**AIM OF THE EXERCISE**
Please retype every line of the listing below character for character, leaving out the pictures.

**ENTRIES PROVIDED**
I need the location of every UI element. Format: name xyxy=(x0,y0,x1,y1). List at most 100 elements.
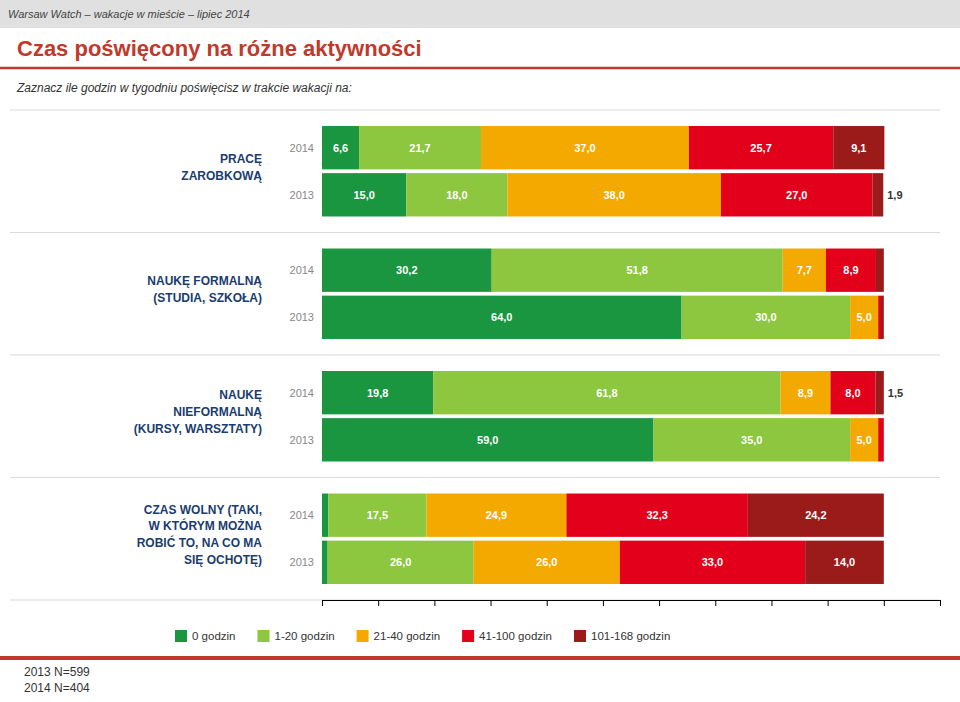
tick xyxy=(715,600,716,606)
x-axis xyxy=(323,600,941,606)
data-label: 17,5 xyxy=(367,509,388,521)
bar-segment xyxy=(780,371,830,414)
year-label: 2013 xyxy=(290,434,314,446)
bar-segment xyxy=(682,296,851,339)
legend-swatch xyxy=(175,630,187,642)
data-label: 8,0 xyxy=(845,387,860,399)
tick xyxy=(322,600,323,606)
tick-mark xyxy=(715,600,716,606)
bar-segment xyxy=(322,296,682,339)
legend-item: 1-20 godzin xyxy=(257,630,334,642)
bar-segment xyxy=(507,173,720,216)
legend-label: 101-168 godzin xyxy=(591,630,670,642)
data-label: 59,0 xyxy=(477,434,498,446)
legend-item: 21-40 godzin xyxy=(357,630,441,642)
legend-item: 0 godzin xyxy=(175,630,235,642)
legend-label: 21-40 godzin xyxy=(374,630,441,642)
data-label: 27,0 xyxy=(786,189,807,201)
tick xyxy=(940,600,941,606)
legend-swatch xyxy=(357,630,369,642)
data-label: 1,5 xyxy=(888,387,903,399)
data-label: 5,0 xyxy=(857,434,872,446)
tick-mark xyxy=(378,600,379,606)
data-label: 8,9 xyxy=(798,387,813,399)
bar-segment xyxy=(322,418,653,461)
data-labels: 6,621,737,025,79,115,018,038,027,01,930,… xyxy=(333,142,903,569)
bar-segment xyxy=(878,296,881,339)
bar-segment xyxy=(721,173,873,216)
bar-segment xyxy=(322,494,328,537)
bar-segment xyxy=(359,126,481,169)
data-label: 7,7 xyxy=(797,264,812,276)
data-label: 24,9 xyxy=(486,509,507,521)
bar-segment xyxy=(322,173,406,216)
bar-segment xyxy=(474,541,620,584)
title: Czas poświęcony na różne aktywności xyxy=(17,36,422,61)
data-label: 24,2 xyxy=(805,509,826,521)
axis-line xyxy=(323,601,941,607)
year-label: 2013 xyxy=(290,311,314,323)
data-label: 19,8 xyxy=(367,387,388,399)
tick-mark xyxy=(322,600,323,606)
bar-segment xyxy=(566,494,747,537)
legend-item: 101-168 godzin xyxy=(574,630,670,642)
data-label: 5,0 xyxy=(857,311,872,323)
year-label: 2013 xyxy=(290,556,314,568)
footer: 2013 N=5992014 N=404 xyxy=(24,665,90,695)
separator xyxy=(10,110,940,111)
tick xyxy=(547,600,548,606)
tick-mark xyxy=(940,600,941,606)
separator xyxy=(10,355,940,356)
bar-segment xyxy=(805,541,884,584)
data-label: 30,2 xyxy=(396,264,417,276)
bar-segment xyxy=(492,249,783,292)
bar-segment xyxy=(826,249,876,292)
tick-mark xyxy=(603,600,604,606)
separator xyxy=(10,232,940,233)
data-label: 1,9 xyxy=(887,189,902,201)
legend-label: 0 godzin xyxy=(192,630,235,642)
bar-segment xyxy=(426,494,566,537)
category-label: CZAS WOLNY (TAKI,W KTÓRYM MOŻNAROBIĆ TO,… xyxy=(137,503,263,567)
data-label: 9,1 xyxy=(851,142,866,154)
category-label: NAUKĘ FORMALNĄ(STUDIA, SZKOŁA) xyxy=(147,274,262,305)
tick-mark xyxy=(828,600,829,606)
separator xyxy=(10,477,940,478)
data-label: 51,8 xyxy=(626,264,647,276)
bar-segment xyxy=(850,296,878,339)
category-label: PRACĘZAROBKOWĄ xyxy=(181,152,262,183)
bar-segment xyxy=(883,418,884,461)
bar-segment xyxy=(875,371,883,414)
tick-mark xyxy=(491,600,492,606)
bar-segment xyxy=(881,296,884,339)
data-label: 14,0 xyxy=(834,556,855,568)
bar-segment xyxy=(653,418,850,461)
data-label: 38,0 xyxy=(603,189,624,201)
bar-segment xyxy=(620,541,805,584)
bar-segment xyxy=(322,126,359,169)
data-label: 8,9 xyxy=(843,264,858,276)
bar-segment xyxy=(322,541,328,584)
data-label: 35,0 xyxy=(741,434,762,446)
data-label: 6,6 xyxy=(333,142,348,154)
year-label: 2014 xyxy=(290,387,314,399)
bar-segment xyxy=(689,126,833,169)
category-label: NAUKĘNIEFORMALNĄ(KURSY, WARSZTATY) xyxy=(134,388,263,436)
bar-segment xyxy=(322,249,492,292)
tick-mark xyxy=(659,600,660,606)
bar-segment xyxy=(830,371,875,414)
legend-label: 1-20 godzin xyxy=(274,630,334,642)
data-label: 15,0 xyxy=(353,189,374,201)
legend-swatch xyxy=(257,630,269,642)
bar-segment xyxy=(783,249,826,292)
bar-segment xyxy=(748,494,884,537)
legend-item: 41-100 godzin xyxy=(462,630,552,642)
tick-mark xyxy=(771,600,772,606)
tick xyxy=(378,600,379,606)
legend-swatch xyxy=(574,630,586,642)
bottom-rule xyxy=(0,656,960,660)
bar-segment xyxy=(406,173,507,216)
bar-segment xyxy=(433,371,780,414)
bar-segment xyxy=(850,418,878,461)
tick-mark xyxy=(884,600,885,606)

**THE ANSWER**
I need the location of every UI element. Format: name xyxy=(x0,y0,x1,y1). List at most 100 elements.
tick xyxy=(715,600,716,606)
x-axis xyxy=(323,600,941,606)
data-label: 17,5 xyxy=(367,509,388,521)
bar-segment xyxy=(780,371,830,414)
year-label: 2013 xyxy=(290,434,314,446)
bar-segment xyxy=(682,296,851,339)
legend-swatch xyxy=(175,630,187,642)
data-label: 8,0 xyxy=(845,387,860,399)
tick xyxy=(322,600,323,606)
tick-mark xyxy=(715,600,716,606)
bar-segment xyxy=(322,296,682,339)
legend-item: 1-20 godzin xyxy=(257,630,334,642)
bar-segment xyxy=(507,173,720,216)
legend-label: 101-168 godzin xyxy=(591,630,670,642)
data-label: 59,0 xyxy=(477,434,498,446)
legend-item: 21-40 godzin xyxy=(357,630,441,642)
legend-item: 0 godzin xyxy=(175,630,235,642)
legend-label: 21-40 godzin xyxy=(374,630,441,642)
data-label: 27,0 xyxy=(786,189,807,201)
tick xyxy=(940,600,941,606)
legend-swatch xyxy=(357,630,369,642)
data-label: 1,5 xyxy=(888,387,903,399)
data-label: 5,0 xyxy=(857,434,872,446)
tick-mark xyxy=(378,600,379,606)
data-label: 8,9 xyxy=(798,387,813,399)
bar-segment xyxy=(322,418,653,461)
data-labels: 6,621,737,025,79,115,018,038,027,01,930,… xyxy=(333,142,903,569)
bar-segment xyxy=(878,296,881,339)
bar-segment xyxy=(721,173,873,216)
bar-segment xyxy=(322,494,328,537)
bar-segment xyxy=(359,126,481,169)
data-label: 7,7 xyxy=(797,264,812,276)
data-label: 24,9 xyxy=(486,509,507,521)
bar-segment xyxy=(322,173,406,216)
bar-segment xyxy=(474,541,620,584)
title: Czas poświęcony na różne aktywności xyxy=(17,36,422,61)
data-label: 24,2 xyxy=(805,509,826,521)
axis-line xyxy=(323,601,941,607)
year-label: 2013 xyxy=(290,311,314,323)
data-label: 19,8 xyxy=(367,387,388,399)
tick-mark xyxy=(322,600,323,606)
bar-segment xyxy=(566,494,747,537)
legend-item: 101-168 godzin xyxy=(574,630,670,642)
data-label: 5,0 xyxy=(857,311,872,323)
year-label: 2013 xyxy=(290,556,314,568)
footer: 2013 N=5992014 N=404 xyxy=(24,665,90,695)
separator xyxy=(10,110,940,111)
tick xyxy=(547,600,548,606)
tick-mark xyxy=(940,600,941,606)
separator xyxy=(10,355,940,356)
bar-segment xyxy=(805,541,884,584)
data-label: 30,2 xyxy=(396,264,417,276)
bar-segment xyxy=(492,249,783,292)
bar-segment xyxy=(826,249,876,292)
tick-mark xyxy=(603,600,604,606)
separator xyxy=(10,232,940,233)
data-label: 1,9 xyxy=(887,189,902,201)
legend-label: 0 godzin xyxy=(192,630,235,642)
bar-segment xyxy=(426,494,566,537)
category-label: CZAS WOLNY (TAKI,W KTÓRYM MOŻNAROBIĆ TO,… xyxy=(137,503,263,567)
data-label: 9,1 xyxy=(851,142,866,154)
category-label: NAUKĘ FORMALNĄ(STUDIA, SZKOŁA) xyxy=(147,274,262,305)
tick-mark xyxy=(828,600,829,606)
separator xyxy=(10,477,940,478)
data-label: 51,8 xyxy=(626,264,647,276)
bar-segment xyxy=(850,296,878,339)
category-label: PRACĘZAROBKOWĄ xyxy=(181,152,262,183)
bar-segment xyxy=(883,418,884,461)
bar-segment xyxy=(875,371,883,414)
tick-mark xyxy=(491,600,492,606)
bar-segment xyxy=(881,296,884,339)
data-label: 14,0 xyxy=(834,556,855,568)
bar-segment xyxy=(653,418,850,461)
data-label: 38,0 xyxy=(603,189,624,201)
bar-segment xyxy=(620,541,805,584)
bar-segment xyxy=(322,126,359,169)
data-label: 8,9 xyxy=(843,264,858,276)
bar-segment xyxy=(322,541,328,584)
data-label: 35,0 xyxy=(741,434,762,446)
data-label: 6,6 xyxy=(333,142,348,154)
year-label: 2014 xyxy=(290,387,314,399)
bar-segment xyxy=(689,126,833,169)
category-label: NAUKĘNIEFORMALNĄ(KURSY, WARSZTATY) xyxy=(134,388,263,436)
bar-segment xyxy=(322,249,492,292)
tick-mark xyxy=(659,600,660,606)
bar-segment xyxy=(830,371,875,414)
legend-label: 1-20 godzin xyxy=(274,630,334,642)
data-label: 15,0 xyxy=(353,189,374,201)
legend-swatch xyxy=(257,630,269,642)
bar-segment xyxy=(783,249,826,292)
bar-segment xyxy=(748,494,884,537)
legend-item: 41-100 godzin xyxy=(462,630,552,642)
tick-mark xyxy=(771,600,772,606)
tick xyxy=(378,600,379,606)
legend-swatch xyxy=(574,630,586,642)
bottom-rule xyxy=(0,656,960,660)
bar-segment xyxy=(406,173,507,216)
bar-segment xyxy=(433,371,780,414)
bar-segment xyxy=(850,418,878,461)
tick-mark xyxy=(884,600,885,606)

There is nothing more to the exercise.